• [MATERIAL PROVIDED]:
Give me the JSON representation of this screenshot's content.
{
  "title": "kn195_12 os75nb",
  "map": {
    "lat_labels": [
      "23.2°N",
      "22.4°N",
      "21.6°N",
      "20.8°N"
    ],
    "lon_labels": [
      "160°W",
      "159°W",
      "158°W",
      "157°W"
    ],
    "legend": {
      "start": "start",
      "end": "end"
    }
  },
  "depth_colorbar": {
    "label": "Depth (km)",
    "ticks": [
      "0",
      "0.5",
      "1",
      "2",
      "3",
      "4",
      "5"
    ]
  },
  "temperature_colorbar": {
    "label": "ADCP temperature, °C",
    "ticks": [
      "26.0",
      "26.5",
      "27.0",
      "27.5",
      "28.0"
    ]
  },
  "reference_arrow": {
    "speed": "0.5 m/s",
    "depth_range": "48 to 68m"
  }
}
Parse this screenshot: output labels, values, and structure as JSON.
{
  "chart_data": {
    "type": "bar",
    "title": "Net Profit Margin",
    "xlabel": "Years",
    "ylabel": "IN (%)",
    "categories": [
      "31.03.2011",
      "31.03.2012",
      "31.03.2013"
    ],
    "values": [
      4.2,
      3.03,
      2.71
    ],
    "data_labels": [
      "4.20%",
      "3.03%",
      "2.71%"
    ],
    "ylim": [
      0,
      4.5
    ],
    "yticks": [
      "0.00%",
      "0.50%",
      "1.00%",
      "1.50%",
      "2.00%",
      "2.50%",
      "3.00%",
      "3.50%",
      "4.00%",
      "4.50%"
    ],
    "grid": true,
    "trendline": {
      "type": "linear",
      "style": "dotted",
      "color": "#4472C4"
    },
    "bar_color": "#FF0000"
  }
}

• [TASK INSTRUCTIONS]: From the records, copy every line that has the string "screenshot" in it.

• [COMPLETED EXERCISE]:
Give me the JSON representation of this screenshot's content.
Parse this screenshot: output labels, values, and structure as JSON.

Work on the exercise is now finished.